## Data for processing
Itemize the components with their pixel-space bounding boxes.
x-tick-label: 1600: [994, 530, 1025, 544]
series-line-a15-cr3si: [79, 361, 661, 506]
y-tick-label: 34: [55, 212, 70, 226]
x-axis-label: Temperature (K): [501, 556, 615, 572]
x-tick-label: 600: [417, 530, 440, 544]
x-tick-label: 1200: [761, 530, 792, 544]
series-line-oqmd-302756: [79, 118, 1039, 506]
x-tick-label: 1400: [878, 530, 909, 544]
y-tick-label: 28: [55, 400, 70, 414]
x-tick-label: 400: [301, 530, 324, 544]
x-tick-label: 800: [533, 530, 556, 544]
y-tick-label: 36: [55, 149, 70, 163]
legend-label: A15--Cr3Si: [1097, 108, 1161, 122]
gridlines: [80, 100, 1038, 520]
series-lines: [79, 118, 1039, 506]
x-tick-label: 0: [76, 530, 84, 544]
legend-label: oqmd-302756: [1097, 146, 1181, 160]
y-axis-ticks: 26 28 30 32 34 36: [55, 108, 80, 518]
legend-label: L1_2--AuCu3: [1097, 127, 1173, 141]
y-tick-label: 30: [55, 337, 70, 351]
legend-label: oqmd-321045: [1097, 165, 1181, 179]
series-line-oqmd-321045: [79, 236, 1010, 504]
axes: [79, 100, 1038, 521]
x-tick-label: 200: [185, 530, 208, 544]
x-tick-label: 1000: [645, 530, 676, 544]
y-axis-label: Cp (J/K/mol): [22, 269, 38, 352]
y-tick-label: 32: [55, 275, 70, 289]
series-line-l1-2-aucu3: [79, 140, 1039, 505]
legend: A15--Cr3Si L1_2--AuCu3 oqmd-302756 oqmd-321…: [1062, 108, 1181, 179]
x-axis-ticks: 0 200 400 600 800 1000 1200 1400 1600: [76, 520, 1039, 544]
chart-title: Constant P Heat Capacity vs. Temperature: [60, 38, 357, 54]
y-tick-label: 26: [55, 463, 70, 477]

## Your task
Reproduce every line of the entries above word for word, keeping each one in its original order.

## Exercise output
Itemize the components with their pixel-space bounding boxes.
x-tick-label: 1600: [994, 530, 1025, 544]
series-line-a15-cr3si: [79, 361, 661, 506]
y-tick-label: 34: [55, 212, 70, 226]
x-axis-label: Temperature (K): [501, 556, 615, 572]
x-tick-label: 600: [417, 530, 440, 544]
x-tick-label: 1200: [761, 530, 792, 544]
series-line-oqmd-302756: [79, 118, 1039, 506]
x-tick-label: 1400: [878, 530, 909, 544]
y-tick-label: 28: [55, 400, 70, 414]
x-tick-label: 400: [301, 530, 324, 544]
x-tick-label: 800: [533, 530, 556, 544]
y-tick-label: 36: [55, 149, 70, 163]
legend-label: A15--Cr3Si: [1097, 108, 1161, 122]
gridlines: [80, 100, 1038, 520]
series-lines: [79, 118, 1039, 506]
x-tick-label: 0: [76, 530, 84, 544]
legend-label: oqmd-302756: [1097, 146, 1181, 160]
y-axis-ticks: 26 28 30 32 34 36: [55, 108, 80, 518]
legend-label: L1_2--AuCu3: [1097, 127, 1173, 141]
y-tick-label: 30: [55, 337, 70, 351]
legend-label: oqmd-321045: [1097, 165, 1181, 179]
series-line-oqmd-321045: [79, 236, 1010, 504]
axes: [79, 100, 1038, 521]
x-tick-label: 200: [185, 530, 208, 544]
x-tick-label: 1000: [645, 530, 676, 544]
y-axis-label: Cp (J/K/mol): [22, 269, 38, 352]
y-tick-label: 32: [55, 275, 70, 289]
series-line-l1-2-aucu3: [79, 140, 1039, 505]
legend: A15--Cr3Si L1_2--AuCu3 oqmd-302756 oqmd-321…: [1062, 108, 1181, 179]
x-axis-ticks: 0 200 400 600 800 1000 1200 1400 1600: [76, 520, 1039, 544]
chart-title: Constant P Heat Capacity vs. Temperature: [60, 38, 357, 54]
y-tick-label: 26: [55, 463, 70, 477]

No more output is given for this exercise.